Written instruction →
Everything in the data should be repeated exactly, save for the images.

(Dataset listings of figures)
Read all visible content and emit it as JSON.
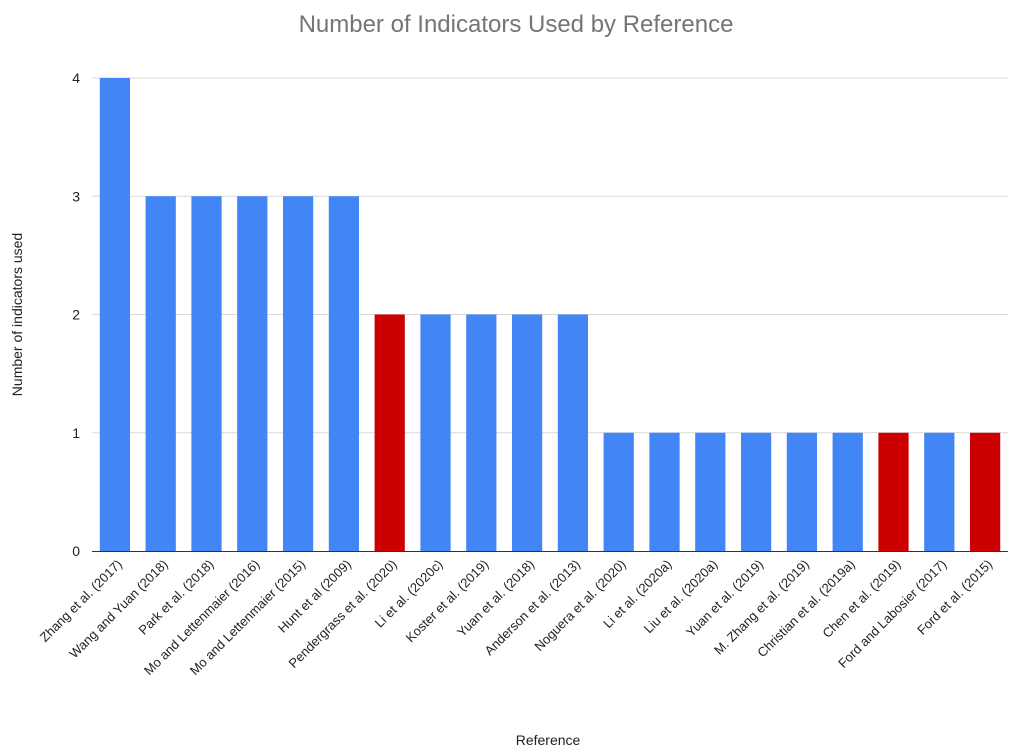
{
  "chart_data": {
    "type": "bar",
    "title": "Number of Indicators Used by Reference",
    "xlabel": "Reference",
    "ylabel": "Number of indicators used",
    "ylim": [
      0,
      4
    ],
    "yticks": [
      "0",
      "1",
      "2",
      "3",
      "4"
    ],
    "grid": true,
    "legend": "none",
    "categories": [
      "Zhang et al. (2017)",
      "Wang and Yuan (2018)",
      "Park et al. (2018)",
      "Mo and Lettenmaier (2016)",
      "Mo and Lettenmaier (2015)",
      "Hunt et al (2009)",
      "Pendergrass et al. (2020)",
      "Li et al. (2020c)",
      "Koster et al. (2019)",
      "Yuan et al. (2018)",
      "Anderson et al. (2013)",
      "Noguera et al. (2020)",
      "Li et al. (2020a)",
      "Liu et al. (2020a)",
      "Yuan et al. (2019)",
      "M. Zhang et al. (2019)",
      "Christian et al. (2019a)",
      "Chen et al. (2019)",
      "Ford and Labosier (2017)",
      "Ford et al. (2015)"
    ],
    "values": [
      4,
      3,
      3,
      3,
      3,
      3,
      2,
      2,
      2,
      2,
      2,
      1,
      1,
      1,
      1,
      1,
      1,
      1,
      1,
      1
    ],
    "bar_colors": [
      "#4285f4",
      "#4285f4",
      "#4285f4",
      "#4285f4",
      "#4285f4",
      "#4285f4",
      "#cc0000",
      "#4285f4",
      "#4285f4",
      "#4285f4",
      "#4285f4",
      "#4285f4",
      "#4285f4",
      "#4285f4",
      "#4285f4",
      "#4285f4",
      "#4285f4",
      "#cc0000",
      "#4285f4",
      "#cc0000"
    ],
    "colors": {
      "default_bar": "#4285f4",
      "highlight_bar": "#cc0000",
      "title": "#757575",
      "gridline": "#d9d9d9",
      "axis_text": "#222222"
    }
  }
}
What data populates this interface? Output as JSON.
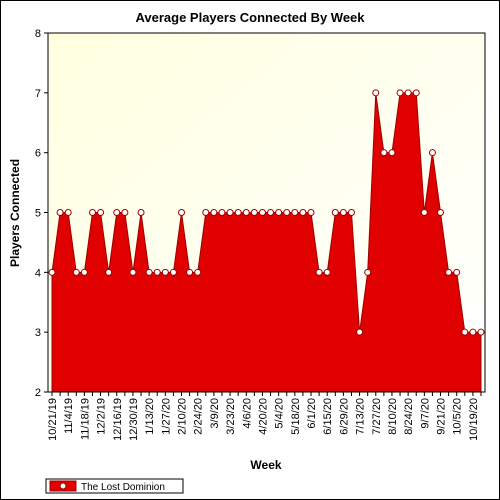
{
  "chart_data": {
    "type": "area",
    "title": "Average Players Connected By Week",
    "xlabel": "Week",
    "ylabel": "Players Connected",
    "ylim": [
      2,
      8
    ],
    "yticks": [
      2,
      3,
      4,
      5,
      6,
      7,
      8
    ],
    "grid": false,
    "legend_position": "bottom-left",
    "colors": {
      "fill": "#e00000",
      "line": "#a00000",
      "plot_bg_light": "#ffffe0",
      "marker_fill": "#ffffff"
    },
    "xtick_labels": [
      "10/21/19",
      "11/4/19",
      "11/18/19",
      "12/2/19",
      "12/16/19",
      "12/30/19",
      "1/13/20",
      "1/27/20",
      "2/10/20",
      "2/24/20",
      "3/9/20",
      "3/23/20",
      "4/6/20",
      "4/20/20",
      "5/4/20",
      "5/18/20",
      "6/1/20",
      "6/15/20",
      "6/29/20",
      "7/13/20",
      "7/27/20",
      "8/10/20",
      "8/24/20",
      "9/7/20",
      "9/21/20",
      "10/5/20",
      "10/19/20"
    ],
    "series": [
      {
        "name": "The Lost Dominion",
        "values": [
          4,
          5,
          5,
          4,
          4,
          5,
          5,
          4,
          5,
          5,
          4,
          5,
          4,
          4,
          4,
          4,
          5,
          4,
          4,
          5,
          5,
          5,
          5,
          5,
          5,
          5,
          5,
          5,
          5,
          5,
          5,
          5,
          5,
          4,
          4,
          5,
          5,
          5,
          3,
          4,
          7,
          6,
          6,
          7,
          7,
          7,
          5,
          6,
          5,
          4,
          4,
          3,
          3,
          3
        ]
      }
    ]
  }
}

Output of the task →
Read all visible content and emit it as JSON.
{
  "chart_data": {
    "type": "bar",
    "title": "Number of Indicators Used by Reference",
    "xlabel": "Reference",
    "ylabel": "Number of indicators used",
    "ylim": [
      0,
      4
    ],
    "yticks": [
      "0",
      "1",
      "2",
      "3",
      "4"
    ],
    "grid": true,
    "legend": "none",
    "categories": [
      "Zhang et al. (2017)",
      "Wang and Yuan (2018)",
      "Park et al. (2018)",
      "Mo and Lettenmaier (2016)",
      "Mo and Lettenmaier (2015)",
      "Hunt et al (2009)",
      "Pendergrass et al. (2020)",
      "Li et al. (2020c)",
      "Koster et al. (2019)",
      "Yuan et al. (2018)",
      "Anderson et al. (2013)",
      "Noguera et al. (2020)",
      "Li et al. (2020a)",
      "Liu et al. (2020a)",
      "Yuan et al. (2019)",
      "M. Zhang et al. (2019)",
      "Christian et al. (2019a)",
      "Chen et al. (2019)",
      "Ford and Labosier (2017)",
      "Ford et al. (2015)"
    ],
    "values": [
      4,
      3,
      3,
      3,
      3,
      3,
      2,
      2,
      2,
      2,
      2,
      1,
      1,
      1,
      1,
      1,
      1,
      1,
      1,
      1
    ],
    "bar_colors": [
      "#4285f4",
      "#4285f4",
      "#4285f4",
      "#4285f4",
      "#4285f4",
      "#4285f4",
      "#cc0000",
      "#4285f4",
      "#4285f4",
      "#4285f4",
      "#4285f4",
      "#4285f4",
      "#4285f4",
      "#4285f4",
      "#4285f4",
      "#4285f4",
      "#4285f4",
      "#cc0000",
      "#4285f4",
      "#cc0000"
    ],
    "colors": {
      "default_bar": "#4285f4",
      "highlight_bar": "#cc0000",
      "title": "#757575",
      "gridline": "#d9d9d9",
      "axis_text": "#222222"
    }
  }
}
What data populates this interface? Output as JSON.
{
  "chart_data": {
    "type": "area",
    "title": "Average Players Connected By Week",
    "xlabel": "Week",
    "ylabel": "Players Connected",
    "ylim": [
      2,
      8
    ],
    "yticks": [
      2,
      3,
      4,
      5,
      6,
      7,
      8
    ],
    "grid": false,
    "legend_position": "bottom-left",
    "colors": {
      "fill": "#e00000",
      "line": "#a00000",
      "plot_bg_light": "#ffffe0",
      "marker_fill": "#ffffff"
    },
    "xtick_labels": [
      "10/21/19",
      "11/4/19",
      "11/18/19",
      "12/2/19",
      "12/16/19",
      "12/30/19",
      "1/13/20",
      "1/27/20",
      "2/10/20",
      "2/24/20",
      "3/9/20",
      "3/23/20",
      "4/6/20",
      "4/20/20",
      "5/4/20",
      "5/18/20",
      "6/1/20",
      "6/15/20",
      "6/29/20",
      "7/13/20",
      "7/27/20",
      "8/10/20",
      "8/24/20",
      "9/7/20",
      "9/21/20",
      "10/5/20",
      "10/19/20"
    ],
    "series": [
      {
        "name": "The Lost Dominion",
        "values": [
          4,
          5,
          5,
          4,
          4,
          5,
          5,
          4,
          5,
          5,
          4,
          5,
          4,
          4,
          4,
          4,
          5,
          4,
          4,
          5,
          5,
          5,
          5,
          5,
          5,
          5,
          5,
          5,
          5,
          5,
          5,
          5,
          5,
          4,
          4,
          5,
          5,
          5,
          3,
          4,
          7,
          6,
          6,
          7,
          7,
          7,
          5,
          6,
          5,
          4,
          4,
          3,
          3,
          3
        ]
      }
    ]
  }
}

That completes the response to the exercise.